Task directions
Keep the wording of each record exactly the same when you repeat it, and leave out pictures.

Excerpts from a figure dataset
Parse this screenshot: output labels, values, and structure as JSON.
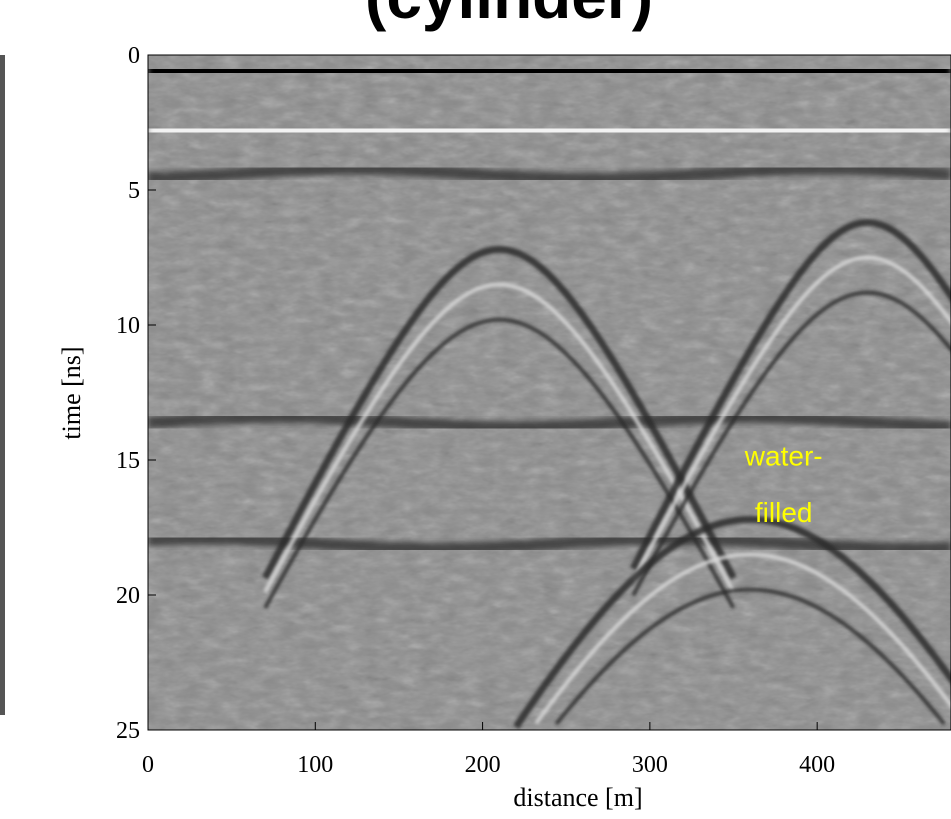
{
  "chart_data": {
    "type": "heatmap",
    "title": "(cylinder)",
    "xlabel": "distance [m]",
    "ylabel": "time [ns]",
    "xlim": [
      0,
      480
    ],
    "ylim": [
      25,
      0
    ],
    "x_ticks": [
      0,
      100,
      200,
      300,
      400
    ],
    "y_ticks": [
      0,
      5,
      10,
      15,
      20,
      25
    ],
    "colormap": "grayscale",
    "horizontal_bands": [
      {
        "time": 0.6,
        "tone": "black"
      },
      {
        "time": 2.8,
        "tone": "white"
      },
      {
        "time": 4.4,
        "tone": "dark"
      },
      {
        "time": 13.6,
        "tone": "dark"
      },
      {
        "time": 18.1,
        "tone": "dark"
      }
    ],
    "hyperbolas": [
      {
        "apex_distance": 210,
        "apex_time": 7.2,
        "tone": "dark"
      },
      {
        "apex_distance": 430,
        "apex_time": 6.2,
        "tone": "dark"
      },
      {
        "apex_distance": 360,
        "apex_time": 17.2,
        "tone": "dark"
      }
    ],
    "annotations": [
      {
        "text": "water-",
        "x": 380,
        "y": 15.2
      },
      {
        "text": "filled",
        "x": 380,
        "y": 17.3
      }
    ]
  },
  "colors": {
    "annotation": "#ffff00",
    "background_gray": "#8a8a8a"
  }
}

Reply to the task
Parse this screenshot: output labels, values, and structure as JSON.
{
  "chart_data": {
    "type": "heatmap",
    "title": "(cylinder)",
    "xlabel": "distance [m]",
    "ylabel": "time [ns]",
    "xlim": [
      0,
      480
    ],
    "ylim": [
      25,
      0
    ],
    "x_ticks": [
      0,
      100,
      200,
      300,
      400
    ],
    "y_ticks": [
      0,
      5,
      10,
      15,
      20,
      25
    ],
    "colormap": "grayscale",
    "horizontal_bands": [
      {
        "time": 0.6,
        "tone": "black"
      },
      {
        "time": 2.8,
        "tone": "white"
      },
      {
        "time": 4.4,
        "tone": "dark"
      },
      {
        "time": 13.6,
        "tone": "dark"
      },
      {
        "time": 18.1,
        "tone": "dark"
      }
    ],
    "hyperbolas": [
      {
        "apex_distance": 210,
        "apex_time": 7.2,
        "tone": "dark"
      },
      {
        "apex_distance": 430,
        "apex_time": 6.2,
        "tone": "dark"
      },
      {
        "apex_distance": 360,
        "apex_time": 17.2,
        "tone": "dark"
      }
    ],
    "annotations": [
      {
        "text": "water-",
        "x": 380,
        "y": 15.2
      },
      {
        "text": "filled",
        "x": 380,
        "y": 17.3
      }
    ]
  },
  "colors": {
    "annotation": "#ffff00",
    "background_gray": "#8a8a8a"
  }
}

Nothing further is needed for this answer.